Set problem:
Copy the lines below verbatim, beginning with the line that includes "Give me a plain-text" and continuing to the end; leave out everything before it.

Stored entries
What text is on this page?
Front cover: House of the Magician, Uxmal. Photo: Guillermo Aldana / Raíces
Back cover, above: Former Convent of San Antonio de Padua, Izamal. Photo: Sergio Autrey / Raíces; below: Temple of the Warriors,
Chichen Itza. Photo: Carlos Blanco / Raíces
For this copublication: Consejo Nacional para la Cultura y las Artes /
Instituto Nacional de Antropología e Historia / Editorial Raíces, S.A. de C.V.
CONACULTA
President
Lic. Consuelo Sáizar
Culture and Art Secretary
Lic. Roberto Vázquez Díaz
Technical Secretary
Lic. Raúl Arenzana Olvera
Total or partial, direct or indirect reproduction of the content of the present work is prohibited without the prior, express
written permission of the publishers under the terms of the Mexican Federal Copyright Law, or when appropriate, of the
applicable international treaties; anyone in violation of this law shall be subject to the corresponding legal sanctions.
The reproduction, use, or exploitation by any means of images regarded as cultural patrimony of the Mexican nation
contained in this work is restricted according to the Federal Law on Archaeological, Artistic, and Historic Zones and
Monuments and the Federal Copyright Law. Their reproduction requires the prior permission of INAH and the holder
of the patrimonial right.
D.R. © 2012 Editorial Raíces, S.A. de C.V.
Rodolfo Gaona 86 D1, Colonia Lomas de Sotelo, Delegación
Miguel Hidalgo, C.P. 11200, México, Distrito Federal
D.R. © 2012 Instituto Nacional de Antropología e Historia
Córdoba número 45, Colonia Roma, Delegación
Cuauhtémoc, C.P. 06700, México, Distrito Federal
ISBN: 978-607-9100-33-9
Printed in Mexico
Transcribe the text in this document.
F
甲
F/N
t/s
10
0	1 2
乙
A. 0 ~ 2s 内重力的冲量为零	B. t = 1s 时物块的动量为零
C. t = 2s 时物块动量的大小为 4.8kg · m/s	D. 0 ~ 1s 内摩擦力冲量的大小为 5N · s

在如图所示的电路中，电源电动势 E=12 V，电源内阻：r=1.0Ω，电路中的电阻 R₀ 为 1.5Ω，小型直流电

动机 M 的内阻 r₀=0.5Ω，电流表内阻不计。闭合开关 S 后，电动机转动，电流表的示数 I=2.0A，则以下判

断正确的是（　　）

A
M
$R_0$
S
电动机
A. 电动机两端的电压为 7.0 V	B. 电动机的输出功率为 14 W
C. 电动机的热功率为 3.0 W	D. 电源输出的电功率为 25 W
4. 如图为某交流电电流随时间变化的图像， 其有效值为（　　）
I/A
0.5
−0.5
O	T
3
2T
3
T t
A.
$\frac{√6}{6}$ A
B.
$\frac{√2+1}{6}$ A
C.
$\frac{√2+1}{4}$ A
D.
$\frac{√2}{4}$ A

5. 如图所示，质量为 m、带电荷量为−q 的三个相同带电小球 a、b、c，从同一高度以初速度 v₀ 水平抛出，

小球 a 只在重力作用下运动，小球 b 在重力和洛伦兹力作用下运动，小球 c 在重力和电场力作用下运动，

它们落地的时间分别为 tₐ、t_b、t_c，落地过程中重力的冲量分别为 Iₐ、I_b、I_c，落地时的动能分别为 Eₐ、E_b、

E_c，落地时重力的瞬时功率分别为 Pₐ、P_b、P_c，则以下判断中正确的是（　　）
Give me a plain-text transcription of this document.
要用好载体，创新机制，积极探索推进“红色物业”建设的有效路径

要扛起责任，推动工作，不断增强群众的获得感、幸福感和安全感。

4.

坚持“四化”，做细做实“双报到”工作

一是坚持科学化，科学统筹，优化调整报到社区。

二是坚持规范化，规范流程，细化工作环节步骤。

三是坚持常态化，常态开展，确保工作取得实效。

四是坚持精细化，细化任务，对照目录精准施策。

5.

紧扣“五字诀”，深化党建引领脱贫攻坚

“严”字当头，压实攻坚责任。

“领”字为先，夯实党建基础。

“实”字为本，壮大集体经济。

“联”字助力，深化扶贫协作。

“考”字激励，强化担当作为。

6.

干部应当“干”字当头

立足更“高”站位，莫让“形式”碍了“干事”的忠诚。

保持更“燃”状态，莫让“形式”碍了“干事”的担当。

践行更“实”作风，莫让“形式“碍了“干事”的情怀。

Task response:
Give me a plain-text transcription of this document.
要用好载体，创新机制，积极探索推进“红色物业”建设的有效路径

要扛起责任，推动工作，不断增强群众的获得感、幸福感和安全感。

4.

坚持“四化”，做细做实“双报到”工作

一是坚持科学化，科学统筹，优化调整报到社区。

二是坚持规范化，规范流程，细化工作环节步骤。

三是坚持常态化，常态开展，确保工作取得实效。

四是坚持精细化，细化任务，对照目录精准施策。

5.

紧扣“五字诀”，深化党建引领脱贫攻坚

“严”字当头，压实攻坚责任。

“领”字为先，夯实党建基础。

“实”字为本，壮大集体经济。

“联”字助力，深化扶贫协作。

“考”字激励，强化担当作为。

6.

干部应当“干”字当头

立足更“高”站位，莫让“形式”碍了“干事”的忠诚。

保持更“燃”状态，莫让“形式”碍了“干事”的担当。

践行更“实”作风，莫让“形式“碍了“干事”的情怀。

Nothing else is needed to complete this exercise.